### PASSAGE TO READ
+++

Bombed

As I walked Sadie around the block today I saw a couple of kids tagging on the various houses and apartment complexes in my neighborhood. The two were working their way toward my direction and Sadie was working her way toward theirs. The two would indiscriminately stop every couple of houses, marking the territory the same way that Sadie does. (For those more scatologically minded of you out there, it is worth noting the connection between these two kids crossing out other graffiti and Sadie preferring to urinate over the various pieces of dog feces she encounters.)

Though I have not documented the process on this blog, I have been working on a graffiti curriculum to teach to my students in May. The project is being created in conjunction with Mark, a middle school social studies teacher and will be made publicly available after being taught and revised. As such, I have more than a passing interest in graffiti at the moment. Part of the aim of this project is to help empower students with the skills to look critically at graffiti and the varied possibilities it can represent. The marginalized voice and forms of activist expression that can be entrenched in legal and illegal graffiti seems tossed to the public wayside by the focus on gang graffiti.

So here I am, walking my dog around the block as two kids (around the same age as my students, if not younger) continue to tag, unfazed by my presence.

As for the graffiti? It was the kind of gang demarcation that is prevalent. Thank you for letting me know you are from a gang that is 20 blocks south of my street. This is your block. Point taken.

This should have been my teachable moment. I could have engaged these kids in dialogue, asked them for advice, or censured them. I did nothing. My brain was locked up trying to grasp the situation – “catching” kids tag at school feels different. There is an implied sense of authority and students understand and recognize that. That was lost on my block today. The kids walked by and continued their work as I continued mine, Sadie slow and meandering as always.

I felt hypocritical, at the moment and I still do. There’s a likely chance engaging the kids in dialogue would have resulted in them running away or being ignored; I didn’t feel like I was in physical danger, though that’s never my first thought anyways. The problem is I don’t know and I allowed the moment to pass. I was the bystander that I teach my students about in our unit on resistance and civil disobedience. Yes, this frustrates me to no end.

The 101s

I’m thinking about what’s missing in our current high school course offerings (hint: a lot). I’m brainstorming the classes I feel are most urgently needed by my current students. I want to use this as an exercise to see what I can fold or further adapt in my own classroom, within my SLC, and what can eventually be pushed forward into new class structures. This may be a recurring exercise I’ll return to – we’ll see.

Classes that should be required:
Feelings 101: expression, empathy, and dealing with grief

This is related to the large immigrant student tropes I’ve been attempting to document.

Social Media 101: Blogging, online networks, and RSS

I recently wrote about the fact that most of these sites are blocked by our district. I’m not accepting the comments as a proper response. These are the skills imperative to being successful in our 2.0 environment. I’ve been recently following the work of Henry Jenkins, and the participation gap hits the nail on the head. I have more to say on this… just not yet.

+++

### INFORMATION SUPPLIED
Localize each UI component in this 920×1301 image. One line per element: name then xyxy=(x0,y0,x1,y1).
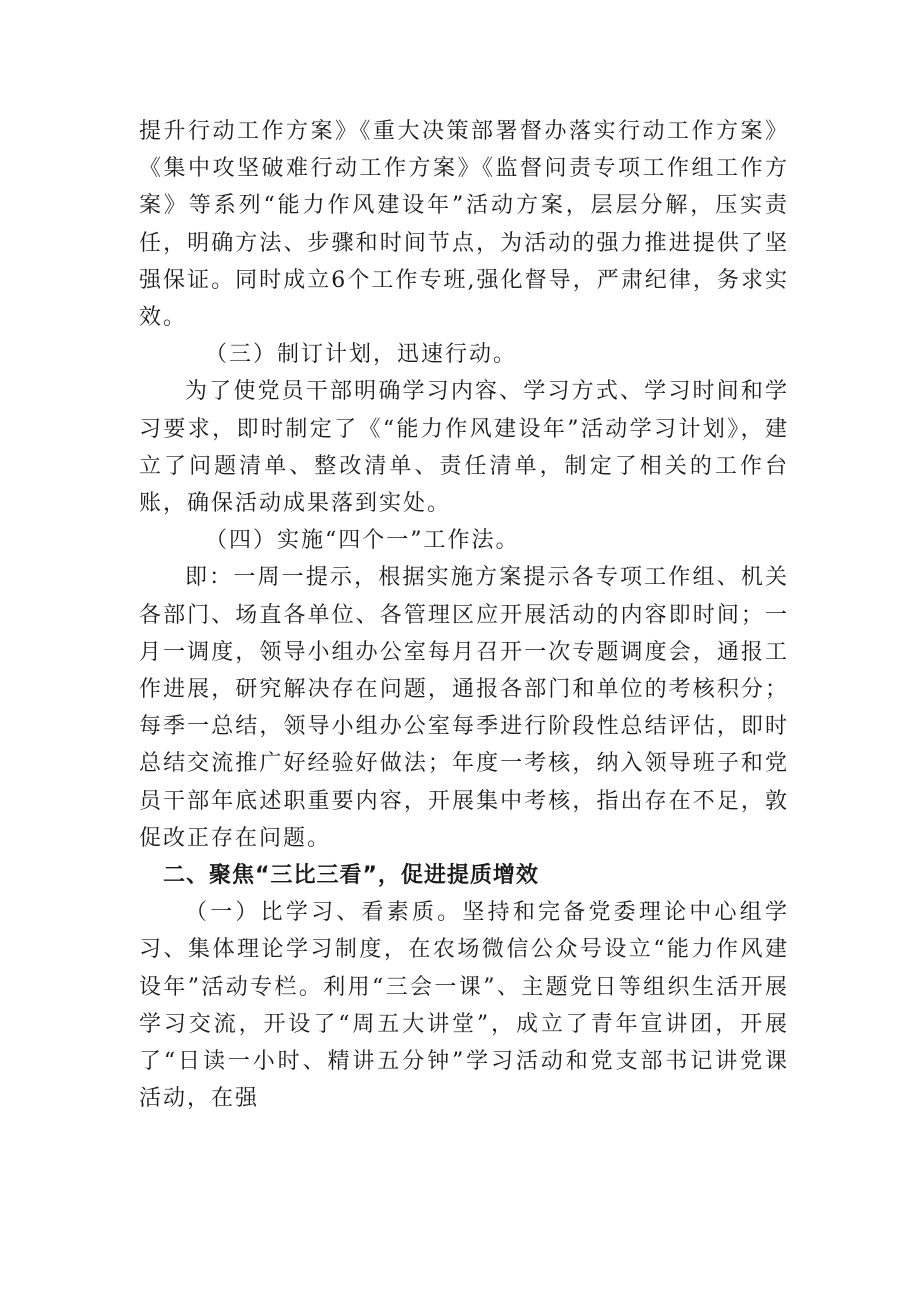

+++

### OBJECTIVE 1
Answer these questions using the blog posts:
(a) What is the dog's name?
(b) In what month is the graffiti curriculum meant to be taught?
(c) How many blocks south of the writer's street is the gang said to be from?
### OBJECTIVE 2
Copy the part of the blog posts from "Classes that should" up to and including "just not yet.".
The data come from a different source than the blog posts.

### TASK SOLUTION 1
(a) Sadie
(b) May
(c) 20 blocks

### TASK SOLUTION 2
Classes that should be required:
Feelings 101: expression, empathy, and dealing with grief

This is related to the large immigrant student tropes I’ve been attempting to document.

Social Media 101: Blogging, online networks, and RSS

I recently wrote about the fact that most of these sites are blocked by our district. I’m not accepting the comments as a proper response. These are the skills imperative to being successful in our 2.0 environment. I’ve been recently following the work of Henry Jenkins, and the participation gap hits the nail on the head. I have more to say on this… just not yet.